Task objective —
Look for the word "البخاري" in each line and report the count of matching lines, with nothing added.

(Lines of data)
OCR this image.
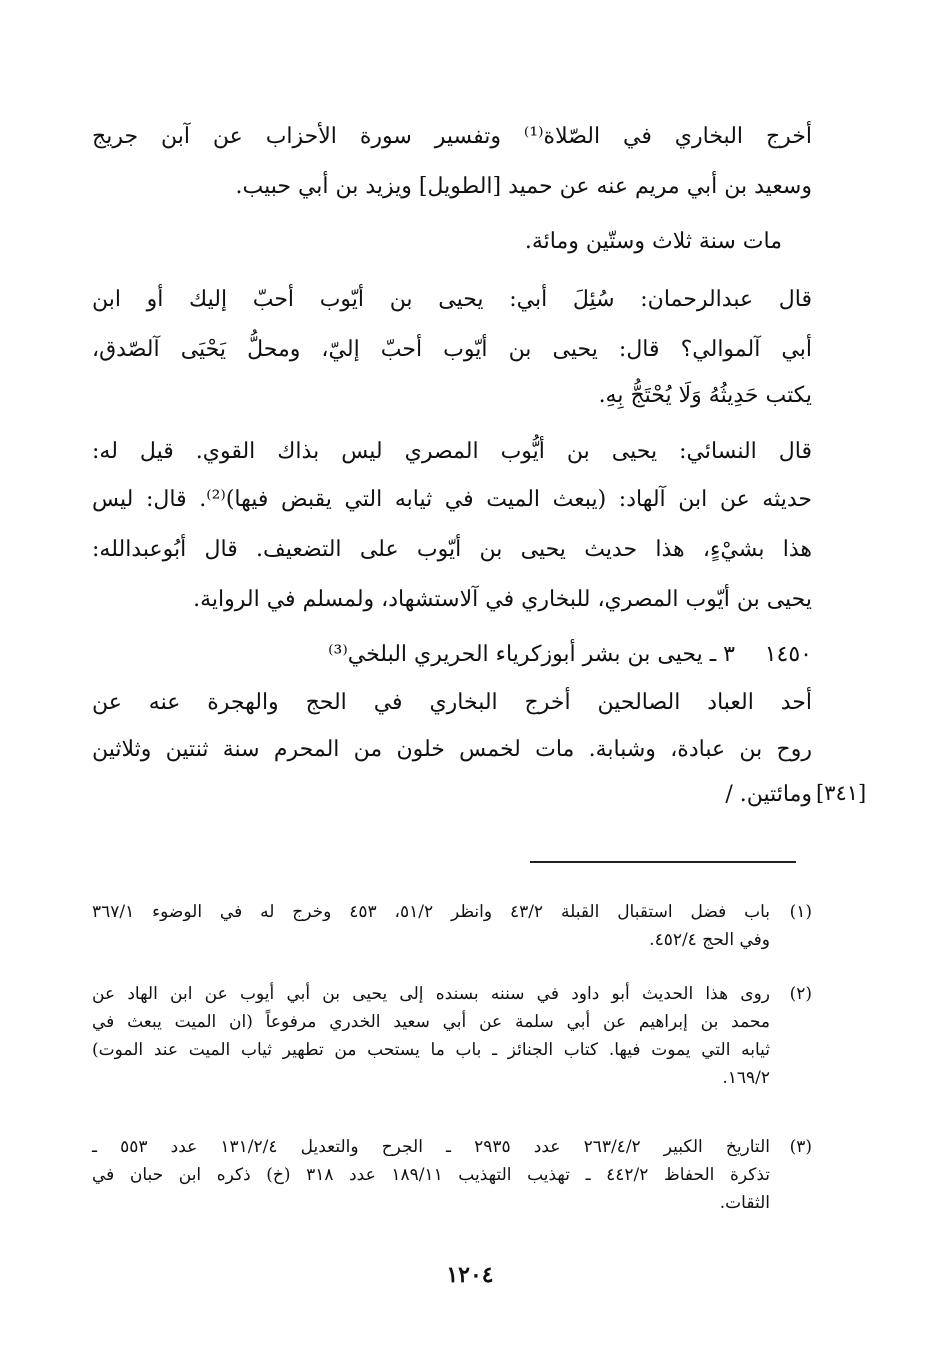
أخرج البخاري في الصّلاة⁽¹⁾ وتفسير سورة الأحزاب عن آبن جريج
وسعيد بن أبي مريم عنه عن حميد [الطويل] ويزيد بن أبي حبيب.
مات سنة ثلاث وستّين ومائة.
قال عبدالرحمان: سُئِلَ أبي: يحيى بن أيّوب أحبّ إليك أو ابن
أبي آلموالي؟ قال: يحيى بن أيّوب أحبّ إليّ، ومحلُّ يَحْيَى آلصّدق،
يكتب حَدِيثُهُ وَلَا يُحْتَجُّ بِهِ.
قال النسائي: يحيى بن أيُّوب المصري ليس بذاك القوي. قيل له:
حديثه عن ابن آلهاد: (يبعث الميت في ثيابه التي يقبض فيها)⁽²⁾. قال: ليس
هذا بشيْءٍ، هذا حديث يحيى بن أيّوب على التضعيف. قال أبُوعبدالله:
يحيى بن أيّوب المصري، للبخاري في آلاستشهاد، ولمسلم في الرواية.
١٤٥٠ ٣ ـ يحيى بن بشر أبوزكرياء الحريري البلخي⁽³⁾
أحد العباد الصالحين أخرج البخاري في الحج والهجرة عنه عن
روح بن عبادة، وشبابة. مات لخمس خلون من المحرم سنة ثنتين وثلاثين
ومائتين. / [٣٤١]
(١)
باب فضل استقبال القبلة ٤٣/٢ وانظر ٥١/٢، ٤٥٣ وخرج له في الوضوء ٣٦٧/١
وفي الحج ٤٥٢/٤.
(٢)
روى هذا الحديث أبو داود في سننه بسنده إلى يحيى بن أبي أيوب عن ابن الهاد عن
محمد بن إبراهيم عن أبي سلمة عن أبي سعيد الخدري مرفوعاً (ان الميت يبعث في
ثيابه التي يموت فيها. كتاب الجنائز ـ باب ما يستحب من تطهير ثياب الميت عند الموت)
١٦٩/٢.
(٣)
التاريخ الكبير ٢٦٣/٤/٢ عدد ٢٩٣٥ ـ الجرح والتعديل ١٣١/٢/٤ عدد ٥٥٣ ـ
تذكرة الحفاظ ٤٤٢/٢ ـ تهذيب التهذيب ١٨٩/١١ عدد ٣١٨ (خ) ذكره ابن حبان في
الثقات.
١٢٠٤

Response to the exercise —
2